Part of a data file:

********************

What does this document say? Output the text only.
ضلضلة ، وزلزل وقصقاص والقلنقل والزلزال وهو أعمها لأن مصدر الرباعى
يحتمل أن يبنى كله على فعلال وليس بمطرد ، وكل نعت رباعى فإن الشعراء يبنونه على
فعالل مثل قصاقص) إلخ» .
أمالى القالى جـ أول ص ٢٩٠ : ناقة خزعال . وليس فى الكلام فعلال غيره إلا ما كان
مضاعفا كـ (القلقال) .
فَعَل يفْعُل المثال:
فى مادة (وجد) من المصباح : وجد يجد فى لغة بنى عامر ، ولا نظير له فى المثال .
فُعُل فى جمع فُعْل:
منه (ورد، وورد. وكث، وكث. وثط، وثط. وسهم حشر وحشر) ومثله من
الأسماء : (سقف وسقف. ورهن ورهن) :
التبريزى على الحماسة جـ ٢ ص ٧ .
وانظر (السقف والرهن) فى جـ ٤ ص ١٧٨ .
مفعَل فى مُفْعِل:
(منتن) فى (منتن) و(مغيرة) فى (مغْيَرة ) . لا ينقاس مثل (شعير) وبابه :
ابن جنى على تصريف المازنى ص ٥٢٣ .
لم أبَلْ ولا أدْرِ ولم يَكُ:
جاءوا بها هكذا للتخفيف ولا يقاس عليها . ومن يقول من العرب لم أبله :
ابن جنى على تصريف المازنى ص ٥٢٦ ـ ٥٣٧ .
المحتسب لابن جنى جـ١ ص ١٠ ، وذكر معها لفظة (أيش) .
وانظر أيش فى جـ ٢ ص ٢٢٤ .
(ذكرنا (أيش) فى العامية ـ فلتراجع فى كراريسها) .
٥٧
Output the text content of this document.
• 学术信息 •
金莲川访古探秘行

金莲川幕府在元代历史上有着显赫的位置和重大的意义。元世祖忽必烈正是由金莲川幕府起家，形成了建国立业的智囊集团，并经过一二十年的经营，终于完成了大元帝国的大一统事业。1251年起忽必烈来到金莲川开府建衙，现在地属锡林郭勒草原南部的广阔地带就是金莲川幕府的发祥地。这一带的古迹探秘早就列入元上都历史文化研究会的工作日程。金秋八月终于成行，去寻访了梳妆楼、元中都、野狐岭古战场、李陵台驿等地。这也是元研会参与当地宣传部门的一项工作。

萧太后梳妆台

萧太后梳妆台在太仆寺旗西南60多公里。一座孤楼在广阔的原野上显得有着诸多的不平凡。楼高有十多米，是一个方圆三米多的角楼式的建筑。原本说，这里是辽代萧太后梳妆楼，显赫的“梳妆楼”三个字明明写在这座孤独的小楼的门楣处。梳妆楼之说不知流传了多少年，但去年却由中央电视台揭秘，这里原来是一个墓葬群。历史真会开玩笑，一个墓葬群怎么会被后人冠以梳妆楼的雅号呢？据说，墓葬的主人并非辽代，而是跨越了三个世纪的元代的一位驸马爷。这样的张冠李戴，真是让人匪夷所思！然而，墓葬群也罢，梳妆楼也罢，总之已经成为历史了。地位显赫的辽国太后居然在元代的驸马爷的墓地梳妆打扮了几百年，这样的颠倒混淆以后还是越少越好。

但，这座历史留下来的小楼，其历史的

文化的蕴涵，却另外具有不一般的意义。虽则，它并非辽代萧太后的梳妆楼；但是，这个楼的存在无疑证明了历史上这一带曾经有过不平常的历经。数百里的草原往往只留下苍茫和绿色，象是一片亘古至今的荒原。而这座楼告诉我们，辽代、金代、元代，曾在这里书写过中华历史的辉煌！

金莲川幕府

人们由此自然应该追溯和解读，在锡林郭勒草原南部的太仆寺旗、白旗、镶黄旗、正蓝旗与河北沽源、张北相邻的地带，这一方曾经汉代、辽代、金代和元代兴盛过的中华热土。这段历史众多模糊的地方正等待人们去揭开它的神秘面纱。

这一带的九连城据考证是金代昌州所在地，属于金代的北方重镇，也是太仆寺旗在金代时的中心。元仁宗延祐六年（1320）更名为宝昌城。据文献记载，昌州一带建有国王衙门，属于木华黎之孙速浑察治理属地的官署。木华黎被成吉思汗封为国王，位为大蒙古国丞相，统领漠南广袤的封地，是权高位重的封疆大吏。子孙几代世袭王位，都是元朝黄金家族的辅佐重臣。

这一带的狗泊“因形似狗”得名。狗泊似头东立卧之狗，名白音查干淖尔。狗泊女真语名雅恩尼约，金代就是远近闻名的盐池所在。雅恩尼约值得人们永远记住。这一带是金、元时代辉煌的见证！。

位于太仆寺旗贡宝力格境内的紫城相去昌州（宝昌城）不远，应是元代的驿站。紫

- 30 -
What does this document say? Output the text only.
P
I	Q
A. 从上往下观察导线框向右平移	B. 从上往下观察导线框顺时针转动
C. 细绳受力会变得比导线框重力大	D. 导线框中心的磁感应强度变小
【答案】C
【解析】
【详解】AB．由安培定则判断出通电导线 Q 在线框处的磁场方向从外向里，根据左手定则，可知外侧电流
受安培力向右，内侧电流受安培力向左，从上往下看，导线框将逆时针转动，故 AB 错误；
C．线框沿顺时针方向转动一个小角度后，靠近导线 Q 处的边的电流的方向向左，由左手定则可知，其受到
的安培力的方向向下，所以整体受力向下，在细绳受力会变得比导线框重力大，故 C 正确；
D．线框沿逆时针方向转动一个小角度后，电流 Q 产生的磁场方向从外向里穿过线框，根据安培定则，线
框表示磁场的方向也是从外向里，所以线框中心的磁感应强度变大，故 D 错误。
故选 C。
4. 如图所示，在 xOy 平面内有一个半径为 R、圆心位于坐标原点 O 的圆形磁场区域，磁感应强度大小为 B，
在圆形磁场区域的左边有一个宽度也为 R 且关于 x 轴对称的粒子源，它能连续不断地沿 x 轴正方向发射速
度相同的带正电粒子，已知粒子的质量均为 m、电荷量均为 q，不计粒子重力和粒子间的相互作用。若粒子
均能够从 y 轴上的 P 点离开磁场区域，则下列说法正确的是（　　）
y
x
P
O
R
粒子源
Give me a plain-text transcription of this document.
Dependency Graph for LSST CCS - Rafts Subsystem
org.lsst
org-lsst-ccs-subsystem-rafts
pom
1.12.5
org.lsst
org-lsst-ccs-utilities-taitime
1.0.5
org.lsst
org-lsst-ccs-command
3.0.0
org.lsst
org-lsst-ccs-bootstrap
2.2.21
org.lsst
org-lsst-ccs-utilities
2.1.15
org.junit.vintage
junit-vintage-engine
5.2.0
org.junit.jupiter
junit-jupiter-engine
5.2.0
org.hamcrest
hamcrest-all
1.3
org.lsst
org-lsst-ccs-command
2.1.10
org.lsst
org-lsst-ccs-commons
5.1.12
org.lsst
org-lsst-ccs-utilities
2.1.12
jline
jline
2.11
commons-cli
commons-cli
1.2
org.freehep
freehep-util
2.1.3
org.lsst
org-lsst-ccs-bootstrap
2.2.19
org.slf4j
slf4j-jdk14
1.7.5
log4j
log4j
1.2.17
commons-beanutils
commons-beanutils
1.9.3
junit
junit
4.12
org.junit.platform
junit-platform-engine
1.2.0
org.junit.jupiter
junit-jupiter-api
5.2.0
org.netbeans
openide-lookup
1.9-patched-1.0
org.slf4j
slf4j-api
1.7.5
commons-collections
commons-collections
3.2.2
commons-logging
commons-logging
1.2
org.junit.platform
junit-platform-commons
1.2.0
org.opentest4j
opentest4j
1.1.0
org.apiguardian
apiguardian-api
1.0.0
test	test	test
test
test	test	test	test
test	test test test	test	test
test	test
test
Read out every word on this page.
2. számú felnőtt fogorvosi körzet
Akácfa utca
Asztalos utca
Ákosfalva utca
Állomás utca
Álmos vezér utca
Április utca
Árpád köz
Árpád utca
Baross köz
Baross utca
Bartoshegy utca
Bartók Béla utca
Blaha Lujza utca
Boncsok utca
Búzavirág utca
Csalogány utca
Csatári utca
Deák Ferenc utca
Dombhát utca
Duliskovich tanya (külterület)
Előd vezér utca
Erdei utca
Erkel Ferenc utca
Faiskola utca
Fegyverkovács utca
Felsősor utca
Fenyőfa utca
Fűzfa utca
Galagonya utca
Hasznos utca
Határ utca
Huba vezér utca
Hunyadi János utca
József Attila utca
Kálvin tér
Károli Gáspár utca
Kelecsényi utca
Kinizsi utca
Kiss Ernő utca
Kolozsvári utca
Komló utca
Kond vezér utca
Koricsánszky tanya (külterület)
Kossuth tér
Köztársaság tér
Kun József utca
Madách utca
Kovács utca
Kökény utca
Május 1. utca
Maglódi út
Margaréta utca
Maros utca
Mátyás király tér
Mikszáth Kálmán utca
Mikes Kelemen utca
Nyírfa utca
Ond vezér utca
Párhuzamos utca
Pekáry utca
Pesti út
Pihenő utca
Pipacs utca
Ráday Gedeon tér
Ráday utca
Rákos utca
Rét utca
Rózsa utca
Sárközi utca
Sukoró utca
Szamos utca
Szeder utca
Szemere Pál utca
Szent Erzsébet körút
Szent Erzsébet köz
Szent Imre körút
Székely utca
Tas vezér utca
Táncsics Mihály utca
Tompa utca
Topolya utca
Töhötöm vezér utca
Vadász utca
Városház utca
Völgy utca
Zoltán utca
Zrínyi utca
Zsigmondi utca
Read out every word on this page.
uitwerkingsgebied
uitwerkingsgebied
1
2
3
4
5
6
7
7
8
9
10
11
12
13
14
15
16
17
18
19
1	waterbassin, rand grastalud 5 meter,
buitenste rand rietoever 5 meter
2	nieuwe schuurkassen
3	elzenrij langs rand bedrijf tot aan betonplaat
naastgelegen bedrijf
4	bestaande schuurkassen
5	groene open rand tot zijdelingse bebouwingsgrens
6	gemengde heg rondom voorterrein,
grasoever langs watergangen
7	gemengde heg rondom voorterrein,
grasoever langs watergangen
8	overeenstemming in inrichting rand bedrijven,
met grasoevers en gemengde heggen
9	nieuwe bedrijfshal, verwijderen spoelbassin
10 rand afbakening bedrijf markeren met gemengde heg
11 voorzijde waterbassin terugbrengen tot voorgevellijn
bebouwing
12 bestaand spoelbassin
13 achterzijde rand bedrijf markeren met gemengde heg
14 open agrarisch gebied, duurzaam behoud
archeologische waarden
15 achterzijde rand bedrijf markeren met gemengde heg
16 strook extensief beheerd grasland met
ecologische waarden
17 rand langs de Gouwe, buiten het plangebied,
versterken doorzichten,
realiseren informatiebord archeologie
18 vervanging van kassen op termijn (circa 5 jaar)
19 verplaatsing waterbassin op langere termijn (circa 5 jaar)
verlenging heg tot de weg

********************

> [Objective] Count every line in the data where the string "فعلال" occurs. Give nothing except the number.

> [Response for this exercise] 2